Entries from a dataset
========================

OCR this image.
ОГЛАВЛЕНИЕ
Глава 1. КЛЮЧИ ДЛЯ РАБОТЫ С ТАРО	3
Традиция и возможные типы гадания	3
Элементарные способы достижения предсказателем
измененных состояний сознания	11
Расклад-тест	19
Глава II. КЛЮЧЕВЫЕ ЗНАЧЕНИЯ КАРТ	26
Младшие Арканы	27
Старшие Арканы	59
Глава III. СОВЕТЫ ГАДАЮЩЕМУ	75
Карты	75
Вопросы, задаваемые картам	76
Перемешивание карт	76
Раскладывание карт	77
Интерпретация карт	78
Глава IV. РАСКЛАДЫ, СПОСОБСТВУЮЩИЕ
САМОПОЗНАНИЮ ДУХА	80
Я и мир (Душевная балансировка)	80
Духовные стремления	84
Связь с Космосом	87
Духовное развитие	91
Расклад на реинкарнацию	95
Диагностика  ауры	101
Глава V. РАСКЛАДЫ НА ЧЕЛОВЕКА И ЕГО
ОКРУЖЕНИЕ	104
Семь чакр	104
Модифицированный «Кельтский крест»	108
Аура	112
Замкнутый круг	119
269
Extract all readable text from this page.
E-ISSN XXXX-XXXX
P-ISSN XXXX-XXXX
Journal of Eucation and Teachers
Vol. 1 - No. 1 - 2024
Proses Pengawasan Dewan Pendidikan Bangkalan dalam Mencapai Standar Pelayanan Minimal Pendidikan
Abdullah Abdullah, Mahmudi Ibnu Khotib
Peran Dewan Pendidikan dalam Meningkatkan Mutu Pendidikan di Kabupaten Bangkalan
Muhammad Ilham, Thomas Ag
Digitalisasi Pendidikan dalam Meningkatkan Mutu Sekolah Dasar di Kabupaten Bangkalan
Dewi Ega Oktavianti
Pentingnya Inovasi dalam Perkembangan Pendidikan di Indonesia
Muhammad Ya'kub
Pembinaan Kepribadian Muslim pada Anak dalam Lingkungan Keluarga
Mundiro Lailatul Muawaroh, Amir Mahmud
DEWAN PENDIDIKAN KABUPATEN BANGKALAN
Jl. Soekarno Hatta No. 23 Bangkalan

========================

## Description of the task
Give back exactly the lines from the line holding "Extract all readable text from this page." through the last line of the listing, including both.

## Completed task
Extract all readable text from this page.
E-ISSN XXXX-XXXX
P-ISSN XXXX-XXXX
Journal of Eucation and Teachers
Vol. 1 - No. 1 - 2024
Proses Pengawasan Dewan Pendidikan Bangkalan dalam Mencapai Standar Pelayanan Minimal Pendidikan
Abdullah Abdullah, Mahmudi Ibnu Khotib
Peran Dewan Pendidikan dalam Meningkatkan Mutu Pendidikan di Kabupaten Bangkalan
Muhammad Ilham, Thomas Ag
Digitalisasi Pendidikan dalam Meningkatkan Mutu Sekolah Dasar di Kabupaten Bangkalan
Dewi Ega Oktavianti
Pentingnya Inovasi dalam Perkembangan Pendidikan di Indonesia
Muhammad Ya'kub
Pembinaan Kepribadian Muslim pada Anak dalam Lingkungan Keluarga
Mundiro Lailatul Muawaroh, Amir Mahmud
DEWAN PENDIDIKAN KABUPATEN BANGKALAN
Jl. Soekarno Hatta No. 23 Bangkalan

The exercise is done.